PROBLEM STATEMENT: Would you copy out the whole listing exactly as given?

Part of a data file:
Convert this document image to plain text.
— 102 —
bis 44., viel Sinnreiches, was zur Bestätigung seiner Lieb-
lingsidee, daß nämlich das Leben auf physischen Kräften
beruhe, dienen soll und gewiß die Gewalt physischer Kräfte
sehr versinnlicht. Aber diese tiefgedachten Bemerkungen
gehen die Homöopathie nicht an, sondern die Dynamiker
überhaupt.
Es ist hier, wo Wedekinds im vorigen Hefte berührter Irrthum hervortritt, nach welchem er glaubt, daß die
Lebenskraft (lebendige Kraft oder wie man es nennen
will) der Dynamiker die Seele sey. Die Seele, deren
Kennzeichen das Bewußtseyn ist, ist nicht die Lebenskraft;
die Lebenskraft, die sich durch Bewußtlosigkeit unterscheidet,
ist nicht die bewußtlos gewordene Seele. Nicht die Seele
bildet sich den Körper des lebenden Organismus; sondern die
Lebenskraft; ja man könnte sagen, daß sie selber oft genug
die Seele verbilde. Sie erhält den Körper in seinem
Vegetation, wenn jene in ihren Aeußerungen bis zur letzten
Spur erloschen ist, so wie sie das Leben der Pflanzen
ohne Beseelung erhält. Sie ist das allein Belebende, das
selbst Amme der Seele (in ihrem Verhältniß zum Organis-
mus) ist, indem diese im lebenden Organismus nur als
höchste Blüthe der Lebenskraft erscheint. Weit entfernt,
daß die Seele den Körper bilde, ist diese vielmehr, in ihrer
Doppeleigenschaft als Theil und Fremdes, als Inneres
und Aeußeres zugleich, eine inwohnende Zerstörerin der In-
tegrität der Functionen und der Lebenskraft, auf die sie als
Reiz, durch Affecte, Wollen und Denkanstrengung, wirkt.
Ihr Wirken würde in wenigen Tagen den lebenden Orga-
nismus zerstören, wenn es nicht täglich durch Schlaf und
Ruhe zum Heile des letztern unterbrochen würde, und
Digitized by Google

THE OUTPUT:
Convert this document image to plain text.
— 102 —
bis 44., viel Sinnreiches, was zur Bestätigung seiner Lieb-
lingsidee, daß nämlich das Leben auf physischen Kräften
beruhe, dienen soll und gewiß die Gewalt physischer Kräfte
sehr versinnlicht. Aber diese tiefgedachten Bemerkungen
gehen die Homöopathie nicht an, sondern die Dynamiker
überhaupt.
Es ist hier, wo Wedekinds im vorigen Hefte berührter Irrthum hervortritt, nach welchem er glaubt, daß die
Lebenskraft (lebendige Kraft oder wie man es nennen
will) der Dynamiker die Seele sey. Die Seele, deren
Kennzeichen das Bewußtseyn ist, ist nicht die Lebenskraft;
die Lebenskraft, die sich durch Bewußtlosigkeit unterscheidet,
ist nicht die bewußtlos gewordene Seele. Nicht die Seele
bildet sich den Körper des lebenden Organismus; sondern die
Lebenskraft; ja man könnte sagen, daß sie selber oft genug
die Seele verbilde. Sie erhält den Körper in seinem
Vegetation, wenn jene in ihren Aeußerungen bis zur letzten
Spur erloschen ist, so wie sie das Leben der Pflanzen
ohne Beseelung erhält. Sie ist das allein Belebende, das
selbst Amme der Seele (in ihrem Verhältniß zum Organis-
mus) ist, indem diese im lebenden Organismus nur als
höchste Blüthe der Lebenskraft erscheint. Weit entfernt,
daß die Seele den Körper bilde, ist diese vielmehr, in ihrer
Doppeleigenschaft als Theil und Fremdes, als Inneres
und Aeußeres zugleich, eine inwohnende Zerstörerin der In-
tegrität der Functionen und der Lebenskraft, auf die sie als
Reiz, durch Affecte, Wollen und Denkanstrengung, wirkt.
Ihr Wirken würde in wenigen Tagen den lebenden Orga-
nismus zerstören, wenn es nicht täglich durch Schlaf und
Ruhe zum Heile des letztern unterbrochen würde, und
Digitized by Google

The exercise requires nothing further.